▶ _Written request_: The listing below is to be output in its exact form.

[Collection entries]
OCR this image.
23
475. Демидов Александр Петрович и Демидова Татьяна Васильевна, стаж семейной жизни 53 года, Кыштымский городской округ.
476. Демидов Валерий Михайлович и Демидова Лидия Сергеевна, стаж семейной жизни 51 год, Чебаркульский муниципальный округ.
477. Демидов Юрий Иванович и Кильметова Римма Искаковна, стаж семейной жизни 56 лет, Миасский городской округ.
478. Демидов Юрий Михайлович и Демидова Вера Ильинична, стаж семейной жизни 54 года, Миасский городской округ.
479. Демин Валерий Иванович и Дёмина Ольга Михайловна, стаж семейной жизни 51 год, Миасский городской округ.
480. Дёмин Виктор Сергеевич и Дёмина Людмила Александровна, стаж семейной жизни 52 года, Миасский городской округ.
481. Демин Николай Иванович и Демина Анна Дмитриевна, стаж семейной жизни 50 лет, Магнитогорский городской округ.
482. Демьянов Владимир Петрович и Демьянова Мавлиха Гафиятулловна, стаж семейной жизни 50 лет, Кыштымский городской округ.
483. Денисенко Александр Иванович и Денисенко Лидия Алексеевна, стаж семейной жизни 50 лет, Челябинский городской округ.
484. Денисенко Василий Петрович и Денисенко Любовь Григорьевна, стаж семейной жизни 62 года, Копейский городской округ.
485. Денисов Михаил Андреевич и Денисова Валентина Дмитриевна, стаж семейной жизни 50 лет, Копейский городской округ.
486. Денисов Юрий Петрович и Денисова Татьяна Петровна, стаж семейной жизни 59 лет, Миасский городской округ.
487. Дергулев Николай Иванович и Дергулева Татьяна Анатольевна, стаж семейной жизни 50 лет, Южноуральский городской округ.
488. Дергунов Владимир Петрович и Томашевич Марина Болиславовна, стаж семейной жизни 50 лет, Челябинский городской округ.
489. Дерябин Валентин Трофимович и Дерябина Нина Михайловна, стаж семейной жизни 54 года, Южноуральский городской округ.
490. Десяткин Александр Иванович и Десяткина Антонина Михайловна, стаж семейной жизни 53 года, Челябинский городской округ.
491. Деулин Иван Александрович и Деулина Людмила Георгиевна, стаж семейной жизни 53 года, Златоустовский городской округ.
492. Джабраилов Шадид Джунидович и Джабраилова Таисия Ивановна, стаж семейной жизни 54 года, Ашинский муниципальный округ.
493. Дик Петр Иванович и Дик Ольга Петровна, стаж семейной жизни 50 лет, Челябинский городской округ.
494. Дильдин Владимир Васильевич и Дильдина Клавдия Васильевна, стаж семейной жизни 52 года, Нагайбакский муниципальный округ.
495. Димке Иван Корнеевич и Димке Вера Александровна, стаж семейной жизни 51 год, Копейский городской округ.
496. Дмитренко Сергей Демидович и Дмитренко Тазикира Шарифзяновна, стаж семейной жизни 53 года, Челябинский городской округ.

▶ _Exercise output_:
OCR this image.
23
475. Демидов Александр Петрович и Демидова Татьяна Васильевна, стаж семейной жизни 53 года, Кыштымский городской округ.
476. Демидов Валерий Михайлович и Демидова Лидия Сергеевна, стаж семейной жизни 51 год, Чебаркульский муниципальный округ.
477. Демидов Юрий Иванович и Кильметова Римма Искаковна, стаж семейной жизни 56 лет, Миасский городской округ.
478. Демидов Юрий Михайлович и Демидова Вера Ильинична, стаж семейной жизни 54 года, Миасский городской округ.
479. Демин Валерий Иванович и Дёмина Ольга Михайловна, стаж семейной жизни 51 год, Миасский городской округ.
480. Дёмин Виктор Сергеевич и Дёмина Людмила Александровна, стаж семейной жизни 52 года, Миасский городской округ.
481. Демин Николай Иванович и Демина Анна Дмитриевна, стаж семейной жизни 50 лет, Магнитогорский городской округ.
482. Демьянов Владимир Петрович и Демьянова Мавлиха Гафиятулловна, стаж семейной жизни 50 лет, Кыштымский городской округ.
483. Денисенко Александр Иванович и Денисенко Лидия Алексеевна, стаж семейной жизни 50 лет, Челябинский городской округ.
484. Денисенко Василий Петрович и Денисенко Любовь Григорьевна, стаж семейной жизни 62 года, Копейский городской округ.
485. Денисов Михаил Андреевич и Денисова Валентина Дмитриевна, стаж семейной жизни 50 лет, Копейский городской округ.
486. Денисов Юрий Петрович и Денисова Татьяна Петровна, стаж семейной жизни 59 лет, Миасский городской округ.
487. Дергулев Николай Иванович и Дергулева Татьяна Анатольевна, стаж семейной жизни 50 лет, Южноуральский городской округ.
488. Дергунов Владимир Петрович и Томашевич Марина Болиславовна, стаж семейной жизни 50 лет, Челябинский городской округ.
489. Дерябин Валентин Трофимович и Дерябина Нина Михайловна, стаж семейной жизни 54 года, Южноуральский городской округ.
490. Десяткин Александр Иванович и Десяткина Антонина Михайловна, стаж семейной жизни 53 года, Челябинский городской округ.
491. Деулин Иван Александрович и Деулина Людмила Георгиевна, стаж семейной жизни 53 года, Златоустовский городской округ.
492. Джабраилов Шадид Джунидович и Джабраилова Таисия Ивановна, стаж семейной жизни 54 года, Ашинский муниципальный округ.
493. Дик Петр Иванович и Дик Ольга Петровна, стаж семейной жизни 50 лет, Челябинский городской округ.
494. Дильдин Владимир Васильевич и Дильдина Клавдия Васильевна, стаж семейной жизни 52 года, Нагайбакский муниципальный округ.
495. Димке Иван Корнеевич и Димке Вера Александровна, стаж семейной жизни 51 год, Копейский городской округ.
496. Дмитренко Сергей Демидович и Дмитренко Тазикира Шарифзяновна, стаж семейной жизни 53 года, Челябинский городской округ.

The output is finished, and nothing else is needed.